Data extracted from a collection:
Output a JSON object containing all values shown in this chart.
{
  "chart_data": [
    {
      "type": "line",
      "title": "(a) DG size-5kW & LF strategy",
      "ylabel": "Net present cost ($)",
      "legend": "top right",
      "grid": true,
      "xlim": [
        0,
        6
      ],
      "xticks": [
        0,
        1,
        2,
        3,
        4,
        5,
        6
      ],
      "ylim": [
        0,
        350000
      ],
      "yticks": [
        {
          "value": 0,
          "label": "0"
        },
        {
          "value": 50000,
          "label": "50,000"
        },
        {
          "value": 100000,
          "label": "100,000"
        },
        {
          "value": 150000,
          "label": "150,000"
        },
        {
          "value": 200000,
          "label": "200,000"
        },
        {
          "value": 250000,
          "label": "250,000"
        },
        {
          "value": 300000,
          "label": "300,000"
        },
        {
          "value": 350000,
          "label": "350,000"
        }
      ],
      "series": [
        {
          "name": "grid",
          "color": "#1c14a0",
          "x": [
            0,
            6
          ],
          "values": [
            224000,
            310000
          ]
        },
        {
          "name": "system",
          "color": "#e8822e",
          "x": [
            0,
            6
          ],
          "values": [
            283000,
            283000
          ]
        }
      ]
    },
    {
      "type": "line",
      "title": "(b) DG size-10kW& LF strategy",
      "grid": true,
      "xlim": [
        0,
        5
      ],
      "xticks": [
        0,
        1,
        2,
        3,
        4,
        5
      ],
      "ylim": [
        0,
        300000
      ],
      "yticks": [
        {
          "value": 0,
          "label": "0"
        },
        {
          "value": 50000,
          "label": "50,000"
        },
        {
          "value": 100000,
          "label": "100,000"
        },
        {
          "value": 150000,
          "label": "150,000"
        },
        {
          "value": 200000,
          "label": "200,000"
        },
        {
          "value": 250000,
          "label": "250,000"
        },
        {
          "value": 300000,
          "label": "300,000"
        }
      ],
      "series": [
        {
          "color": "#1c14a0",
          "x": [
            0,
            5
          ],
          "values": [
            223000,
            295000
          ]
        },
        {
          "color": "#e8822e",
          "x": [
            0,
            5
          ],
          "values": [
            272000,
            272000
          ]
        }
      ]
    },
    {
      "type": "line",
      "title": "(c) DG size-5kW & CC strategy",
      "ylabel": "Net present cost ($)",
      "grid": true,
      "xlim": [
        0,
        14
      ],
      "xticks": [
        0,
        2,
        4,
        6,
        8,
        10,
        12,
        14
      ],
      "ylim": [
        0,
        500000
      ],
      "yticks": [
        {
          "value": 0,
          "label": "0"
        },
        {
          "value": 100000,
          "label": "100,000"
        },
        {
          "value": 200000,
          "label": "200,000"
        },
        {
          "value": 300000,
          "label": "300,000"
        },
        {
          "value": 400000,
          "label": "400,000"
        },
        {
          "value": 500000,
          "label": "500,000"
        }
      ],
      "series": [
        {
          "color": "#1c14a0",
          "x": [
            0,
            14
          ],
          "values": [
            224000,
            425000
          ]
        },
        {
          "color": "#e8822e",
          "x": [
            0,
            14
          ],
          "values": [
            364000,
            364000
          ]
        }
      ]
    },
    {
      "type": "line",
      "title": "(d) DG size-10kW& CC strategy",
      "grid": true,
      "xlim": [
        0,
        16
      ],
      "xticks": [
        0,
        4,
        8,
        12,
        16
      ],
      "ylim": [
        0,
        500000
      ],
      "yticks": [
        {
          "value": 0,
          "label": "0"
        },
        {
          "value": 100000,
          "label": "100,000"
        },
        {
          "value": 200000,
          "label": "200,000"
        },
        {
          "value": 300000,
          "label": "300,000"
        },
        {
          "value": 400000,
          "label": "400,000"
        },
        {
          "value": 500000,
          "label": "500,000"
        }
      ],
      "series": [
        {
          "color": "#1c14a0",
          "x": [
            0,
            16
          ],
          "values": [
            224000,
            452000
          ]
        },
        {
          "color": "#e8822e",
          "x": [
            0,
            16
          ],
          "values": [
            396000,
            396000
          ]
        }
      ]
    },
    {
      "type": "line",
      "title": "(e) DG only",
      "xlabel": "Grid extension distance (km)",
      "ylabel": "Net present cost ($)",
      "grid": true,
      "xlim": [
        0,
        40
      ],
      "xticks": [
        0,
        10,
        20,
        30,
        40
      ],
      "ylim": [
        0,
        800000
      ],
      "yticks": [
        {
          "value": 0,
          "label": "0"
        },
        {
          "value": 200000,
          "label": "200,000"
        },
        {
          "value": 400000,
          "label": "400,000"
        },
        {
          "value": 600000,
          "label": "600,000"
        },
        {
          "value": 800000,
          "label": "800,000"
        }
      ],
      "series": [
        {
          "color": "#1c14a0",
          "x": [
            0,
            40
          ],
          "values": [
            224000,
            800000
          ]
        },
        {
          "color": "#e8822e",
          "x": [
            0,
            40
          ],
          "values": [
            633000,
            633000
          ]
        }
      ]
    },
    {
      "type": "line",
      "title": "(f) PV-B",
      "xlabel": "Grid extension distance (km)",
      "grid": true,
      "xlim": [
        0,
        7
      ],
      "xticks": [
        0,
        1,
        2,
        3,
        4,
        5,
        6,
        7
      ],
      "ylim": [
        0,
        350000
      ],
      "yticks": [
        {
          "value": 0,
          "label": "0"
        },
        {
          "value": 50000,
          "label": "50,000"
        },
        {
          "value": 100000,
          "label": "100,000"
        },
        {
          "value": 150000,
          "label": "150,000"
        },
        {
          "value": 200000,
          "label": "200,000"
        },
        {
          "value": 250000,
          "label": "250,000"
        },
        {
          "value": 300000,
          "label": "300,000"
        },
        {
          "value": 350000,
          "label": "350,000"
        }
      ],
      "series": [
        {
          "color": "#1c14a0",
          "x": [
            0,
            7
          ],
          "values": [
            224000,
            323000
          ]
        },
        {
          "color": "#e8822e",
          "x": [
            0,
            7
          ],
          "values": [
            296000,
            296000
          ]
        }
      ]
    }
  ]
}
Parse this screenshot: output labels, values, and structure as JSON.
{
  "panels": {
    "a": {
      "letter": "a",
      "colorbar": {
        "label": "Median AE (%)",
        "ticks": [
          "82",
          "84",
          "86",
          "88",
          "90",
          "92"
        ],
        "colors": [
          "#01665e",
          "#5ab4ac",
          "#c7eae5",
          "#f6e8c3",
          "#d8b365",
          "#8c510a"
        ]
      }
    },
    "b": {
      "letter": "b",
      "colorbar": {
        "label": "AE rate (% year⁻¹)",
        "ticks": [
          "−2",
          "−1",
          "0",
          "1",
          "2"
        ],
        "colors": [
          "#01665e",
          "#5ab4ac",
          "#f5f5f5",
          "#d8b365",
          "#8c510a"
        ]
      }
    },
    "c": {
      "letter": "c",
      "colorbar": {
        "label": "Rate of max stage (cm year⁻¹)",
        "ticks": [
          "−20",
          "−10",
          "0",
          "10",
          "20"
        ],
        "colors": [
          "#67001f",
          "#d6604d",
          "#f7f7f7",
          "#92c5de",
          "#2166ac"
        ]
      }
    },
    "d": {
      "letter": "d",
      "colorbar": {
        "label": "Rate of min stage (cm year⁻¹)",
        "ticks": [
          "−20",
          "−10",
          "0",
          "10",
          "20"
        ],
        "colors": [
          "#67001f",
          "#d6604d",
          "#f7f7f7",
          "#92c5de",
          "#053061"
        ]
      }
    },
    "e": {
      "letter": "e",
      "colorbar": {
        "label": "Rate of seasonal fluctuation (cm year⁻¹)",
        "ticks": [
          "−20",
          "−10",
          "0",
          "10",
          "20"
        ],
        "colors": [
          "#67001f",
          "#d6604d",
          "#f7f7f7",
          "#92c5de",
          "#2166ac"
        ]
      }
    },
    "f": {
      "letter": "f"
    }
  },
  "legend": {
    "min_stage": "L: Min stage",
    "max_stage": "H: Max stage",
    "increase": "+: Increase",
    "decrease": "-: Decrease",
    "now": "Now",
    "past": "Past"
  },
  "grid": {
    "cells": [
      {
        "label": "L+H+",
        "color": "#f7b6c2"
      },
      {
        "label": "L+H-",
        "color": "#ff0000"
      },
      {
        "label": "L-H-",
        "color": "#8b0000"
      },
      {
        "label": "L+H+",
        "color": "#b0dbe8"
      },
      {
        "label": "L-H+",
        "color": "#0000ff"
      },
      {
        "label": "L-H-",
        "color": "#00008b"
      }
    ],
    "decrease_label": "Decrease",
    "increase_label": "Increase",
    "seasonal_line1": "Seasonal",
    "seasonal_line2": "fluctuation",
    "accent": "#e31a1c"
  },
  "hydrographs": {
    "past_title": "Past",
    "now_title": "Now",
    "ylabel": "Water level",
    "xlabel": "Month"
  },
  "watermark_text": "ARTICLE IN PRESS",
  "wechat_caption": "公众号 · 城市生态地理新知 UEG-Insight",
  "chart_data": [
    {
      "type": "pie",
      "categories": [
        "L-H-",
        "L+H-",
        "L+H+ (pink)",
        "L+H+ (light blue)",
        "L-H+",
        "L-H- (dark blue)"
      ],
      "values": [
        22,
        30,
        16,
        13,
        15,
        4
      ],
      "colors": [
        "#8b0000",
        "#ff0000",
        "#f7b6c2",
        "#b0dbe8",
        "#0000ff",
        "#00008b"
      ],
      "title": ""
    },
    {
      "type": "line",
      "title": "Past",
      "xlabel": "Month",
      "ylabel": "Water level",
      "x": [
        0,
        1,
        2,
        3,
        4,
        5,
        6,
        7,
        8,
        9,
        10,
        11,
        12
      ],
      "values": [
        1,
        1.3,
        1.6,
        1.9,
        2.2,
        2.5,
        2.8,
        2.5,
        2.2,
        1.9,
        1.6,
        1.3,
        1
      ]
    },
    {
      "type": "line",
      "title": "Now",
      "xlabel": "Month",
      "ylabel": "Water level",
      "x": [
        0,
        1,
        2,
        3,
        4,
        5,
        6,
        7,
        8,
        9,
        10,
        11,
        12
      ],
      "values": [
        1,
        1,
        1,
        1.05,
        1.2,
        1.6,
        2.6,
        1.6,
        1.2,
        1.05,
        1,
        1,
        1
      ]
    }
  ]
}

WHAT THE EXERCISE ASKS → The answer should be a single number: the count of lines in the data that include the string "stage".

EXERCISE SOLUTION → 4